Dataset items
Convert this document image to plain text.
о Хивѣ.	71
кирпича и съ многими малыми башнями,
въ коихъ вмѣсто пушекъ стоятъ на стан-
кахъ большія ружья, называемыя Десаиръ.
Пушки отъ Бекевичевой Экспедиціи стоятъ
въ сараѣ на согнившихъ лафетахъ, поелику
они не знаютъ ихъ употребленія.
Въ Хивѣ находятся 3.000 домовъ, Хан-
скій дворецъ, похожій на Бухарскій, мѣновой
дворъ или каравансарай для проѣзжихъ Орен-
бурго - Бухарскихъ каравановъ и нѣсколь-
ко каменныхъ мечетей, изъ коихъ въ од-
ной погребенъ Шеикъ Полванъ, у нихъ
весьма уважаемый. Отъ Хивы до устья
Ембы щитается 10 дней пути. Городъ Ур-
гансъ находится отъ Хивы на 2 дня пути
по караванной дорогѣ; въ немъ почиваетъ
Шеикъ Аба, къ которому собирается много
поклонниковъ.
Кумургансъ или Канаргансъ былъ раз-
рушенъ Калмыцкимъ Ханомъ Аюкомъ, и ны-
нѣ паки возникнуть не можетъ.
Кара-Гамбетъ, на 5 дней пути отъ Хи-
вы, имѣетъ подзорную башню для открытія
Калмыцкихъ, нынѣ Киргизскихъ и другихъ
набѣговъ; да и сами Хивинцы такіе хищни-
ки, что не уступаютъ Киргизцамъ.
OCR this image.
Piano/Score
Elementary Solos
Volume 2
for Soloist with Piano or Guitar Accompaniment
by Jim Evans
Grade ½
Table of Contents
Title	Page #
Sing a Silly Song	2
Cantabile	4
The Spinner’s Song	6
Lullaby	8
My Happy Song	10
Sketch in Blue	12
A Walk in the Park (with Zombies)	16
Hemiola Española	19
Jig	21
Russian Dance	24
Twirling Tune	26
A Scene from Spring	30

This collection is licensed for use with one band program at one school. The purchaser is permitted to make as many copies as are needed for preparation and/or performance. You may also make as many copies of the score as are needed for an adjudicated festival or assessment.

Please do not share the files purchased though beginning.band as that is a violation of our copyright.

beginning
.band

**EXERCISE DESCRIPTION**. Copy out all the entries shown above, character for character.

**THE OUTPUT**.
Convert this document image to plain text.
о Хивѣ.	71
кирпича и съ многими малыми башнями,
въ коихъ вмѣсто пушекъ стоятъ на стан-
кахъ большія ружья, называемыя Десаиръ.
Пушки отъ Бекевичевой Экспедиціи стоятъ
въ сараѣ на согнившихъ лафетахъ, поелику
они не знаютъ ихъ употребленія.
Въ Хивѣ находятся 3.000 домовъ, Хан-
скій дворецъ, похожій на Бухарскій, мѣновой
дворъ или каравансарай для проѣзжихъ Орен-
бурго - Бухарскихъ каравановъ и нѣсколь-
ко каменныхъ мечетей, изъ коихъ въ од-
ной погребенъ Шеикъ Полванъ, у нихъ
весьма уважаемый. Отъ Хивы до устья
Ембы щитается 10 дней пути. Городъ Ур-
гансъ находится отъ Хивы на 2 дня пути
по караванной дорогѣ; въ немъ почиваетъ
Шеикъ Аба, къ которому собирается много
поклонниковъ.
Кумургансъ или Канаргансъ былъ раз-
рушенъ Калмыцкимъ Ханомъ Аюкомъ, и ны-
нѣ паки возникнуть не можетъ.
Кара-Гамбетъ, на 5 дней пути отъ Хи-
вы, имѣетъ подзорную башню для открытія
Калмыцкихъ, нынѣ Киргизскихъ и другихъ
набѣговъ; да и сами Хивинцы такіе хищни-
ки, что не уступаютъ Киргизцамъ.
OCR this image.
Piano/Score
Elementary Solos
Volume 2
for Soloist with Piano or Guitar Accompaniment
by Jim Evans
Grade ½
Table of Contents
Title	Page #
Sing a Silly Song	2
Cantabile	4
The Spinner’s Song	6
Lullaby	8
My Happy Song	10
Sketch in Blue	12
A Walk in the Park (with Zombies)	16
Hemiola Española	19
Jig	21
Russian Dance	24
Twirling Tune	26
A Scene from Spring	30

This collection is licensed for use with one band program at one school. The purchaser is permitted to make as many copies as are needed for preparation and/or performance. You may also make as many copies of the score as are needed for an adjudicated festival or assessment.

Please do not share the files purchased though beginning.band as that is a violation of our copyright.

beginning
.band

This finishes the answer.